## Instructions to follow
Please copy every line of the records below exactly, keeping each line and its order unchanged.

## Material for this task
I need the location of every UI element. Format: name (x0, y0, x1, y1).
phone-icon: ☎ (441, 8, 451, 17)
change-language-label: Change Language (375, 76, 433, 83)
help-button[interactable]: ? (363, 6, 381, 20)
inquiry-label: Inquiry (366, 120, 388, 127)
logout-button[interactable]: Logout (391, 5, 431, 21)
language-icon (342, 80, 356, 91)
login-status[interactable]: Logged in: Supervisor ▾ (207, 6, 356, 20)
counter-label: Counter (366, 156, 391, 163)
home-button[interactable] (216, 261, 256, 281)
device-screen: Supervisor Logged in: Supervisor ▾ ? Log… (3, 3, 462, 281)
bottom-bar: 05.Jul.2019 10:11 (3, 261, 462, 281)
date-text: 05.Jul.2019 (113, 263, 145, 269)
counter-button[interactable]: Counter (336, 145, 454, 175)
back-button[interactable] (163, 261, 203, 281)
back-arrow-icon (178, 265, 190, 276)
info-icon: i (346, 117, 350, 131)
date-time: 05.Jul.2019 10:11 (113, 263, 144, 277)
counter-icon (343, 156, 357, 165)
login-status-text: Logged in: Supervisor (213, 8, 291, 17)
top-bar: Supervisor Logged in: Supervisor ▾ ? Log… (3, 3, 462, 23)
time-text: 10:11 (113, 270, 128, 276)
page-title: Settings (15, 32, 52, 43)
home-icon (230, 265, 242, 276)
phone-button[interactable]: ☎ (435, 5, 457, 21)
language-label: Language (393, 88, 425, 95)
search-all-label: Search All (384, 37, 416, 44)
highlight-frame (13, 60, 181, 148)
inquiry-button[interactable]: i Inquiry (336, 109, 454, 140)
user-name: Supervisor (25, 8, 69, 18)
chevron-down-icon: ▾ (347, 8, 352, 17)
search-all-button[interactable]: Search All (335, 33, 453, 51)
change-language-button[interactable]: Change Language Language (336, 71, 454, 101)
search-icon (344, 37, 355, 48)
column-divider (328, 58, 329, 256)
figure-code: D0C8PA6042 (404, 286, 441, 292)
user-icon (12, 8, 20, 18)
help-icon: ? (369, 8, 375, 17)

## The result
I need the location of every UI element. Format: name (x0, y0, x1, y1).
phone-icon: ☎ (441, 8, 451, 17)
change-language-label: Change Language (375, 76, 433, 83)
help-button[interactable]: ? (363, 6, 381, 20)
inquiry-label: Inquiry (366, 120, 388, 127)
logout-button[interactable]: Logout (391, 5, 431, 21)
language-icon (342, 80, 356, 91)
login-status[interactable]: Logged in: Supervisor ▾ (207, 6, 356, 20)
counter-label: Counter (366, 156, 391, 163)
home-button[interactable] (216, 261, 256, 281)
device-screen: Supervisor Logged in: Supervisor ▾ ? Log… (3, 3, 462, 281)
bottom-bar: 05.Jul.2019 10:11 (3, 261, 462, 281)
date-text: 05.Jul.2019 (113, 263, 145, 269)
counter-button[interactable]: Counter (336, 145, 454, 175)
back-button[interactable] (163, 261, 203, 281)
back-arrow-icon (178, 265, 190, 276)
info-icon: i (346, 117, 350, 131)
date-time: 05.Jul.2019 10:11 (113, 263, 144, 277)
counter-icon (343, 156, 357, 165)
login-status-text: Logged in: Supervisor (213, 8, 291, 17)
top-bar: Supervisor Logged in: Supervisor ▾ ? Log… (3, 3, 462, 23)
time-text: 10:11 (113, 270, 128, 276)
page-title: Settings (15, 32, 52, 43)
home-icon (230, 265, 242, 276)
phone-button[interactable]: ☎ (435, 5, 457, 21)
language-label: Language (393, 88, 425, 95)
search-all-label: Search All (384, 37, 416, 44)
highlight-frame (13, 60, 181, 148)
inquiry-button[interactable]: i Inquiry (336, 109, 454, 140)
user-name: Supervisor (25, 8, 69, 18)
chevron-down-icon: ▾ (347, 8, 352, 17)
search-all-button[interactable]: Search All (335, 33, 453, 51)
change-language-button[interactable]: Change Language Language (336, 71, 454, 101)
search-icon (344, 37, 355, 48)
column-divider (328, 58, 329, 256)
figure-code: D0C8PA6042 (404, 286, 441, 292)
user-icon (12, 8, 20, 18)
help-icon: ? (369, 8, 375, 17)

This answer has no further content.